▶ _Supplied entries_:
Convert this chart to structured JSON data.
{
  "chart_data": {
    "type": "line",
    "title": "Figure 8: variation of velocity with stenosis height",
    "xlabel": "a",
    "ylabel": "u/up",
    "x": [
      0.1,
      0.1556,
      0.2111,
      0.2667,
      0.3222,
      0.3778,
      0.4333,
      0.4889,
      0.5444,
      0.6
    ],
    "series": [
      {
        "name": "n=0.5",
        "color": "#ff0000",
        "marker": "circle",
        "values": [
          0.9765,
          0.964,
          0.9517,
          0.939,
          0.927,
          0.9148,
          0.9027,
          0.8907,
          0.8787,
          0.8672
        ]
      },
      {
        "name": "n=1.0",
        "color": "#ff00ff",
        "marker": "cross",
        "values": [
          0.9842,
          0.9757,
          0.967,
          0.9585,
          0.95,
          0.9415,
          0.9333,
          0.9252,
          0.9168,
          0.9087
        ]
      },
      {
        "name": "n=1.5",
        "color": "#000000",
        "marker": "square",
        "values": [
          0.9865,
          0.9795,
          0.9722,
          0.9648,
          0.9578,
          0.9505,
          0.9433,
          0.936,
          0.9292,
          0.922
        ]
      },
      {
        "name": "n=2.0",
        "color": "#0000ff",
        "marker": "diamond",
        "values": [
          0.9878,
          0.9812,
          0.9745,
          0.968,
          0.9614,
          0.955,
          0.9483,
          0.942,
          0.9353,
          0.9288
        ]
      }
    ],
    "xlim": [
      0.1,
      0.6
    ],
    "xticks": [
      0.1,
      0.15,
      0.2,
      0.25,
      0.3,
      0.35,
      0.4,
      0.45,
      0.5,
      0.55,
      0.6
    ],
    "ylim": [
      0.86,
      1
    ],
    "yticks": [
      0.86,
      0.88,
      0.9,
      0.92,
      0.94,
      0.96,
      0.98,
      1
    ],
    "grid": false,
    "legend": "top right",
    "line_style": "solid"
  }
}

▶ _Work to be completed_:
Repeat every record, keeping each word and mark exactly as it is.

▶ _Worked solution_:
Convert this chart to structured JSON data.
{
  "chart_data": {
    "type": "line",
    "title": "Figure 8: variation of velocity with stenosis height",
    "xlabel": "a",
    "ylabel": "u/up",
    "x": [
      0.1,
      0.1556,
      0.2111,
      0.2667,
      0.3222,
      0.3778,
      0.4333,
      0.4889,
      0.5444,
      0.6
    ],
    "series": [
      {
        "name": "n=0.5",
        "color": "#ff0000",
        "marker": "circle",
        "values": [
          0.9765,
          0.964,
          0.9517,
          0.939,
          0.927,
          0.9148,
          0.9027,
          0.8907,
          0.8787,
          0.8672
        ]
      },
      {
        "name": "n=1.0",
        "color": "#ff00ff",
        "marker": "cross",
        "values": [
          0.9842,
          0.9757,
          0.967,
          0.9585,
          0.95,
          0.9415,
          0.9333,
          0.9252,
          0.9168,
          0.9087
        ]
      },
      {
        "name": "n=1.5",
        "color": "#000000",
        "marker": "square",
        "values": [
          0.9865,
          0.9795,
          0.9722,
          0.9648,
          0.9578,
          0.9505,
          0.9433,
          0.936,
          0.9292,
          0.922
        ]
      },
      {
        "name": "n=2.0",
        "color": "#0000ff",
        "marker": "diamond",
        "values": [
          0.9878,
          0.9812,
          0.9745,
          0.968,
          0.9614,
          0.955,
          0.9483,
          0.942,
          0.9353,
          0.9288
        ]
      }
    ],
    "xlim": [
      0.1,
      0.6
    ],
    "xticks": [
      0.1,
      0.15,
      0.2,
      0.25,
      0.3,
      0.35,
      0.4,
      0.45,
      0.5,
      0.55,
      0.6
    ],
    "ylim": [
      0.86,
      1
    ],
    "yticks": [
      0.86,
      0.88,
      0.9,
      0.92,
      0.94,
      0.96,
      0.98,
      1
    ],
    "grid": false,
    "legend": "top right",
    "line_style": "solid"
  }
}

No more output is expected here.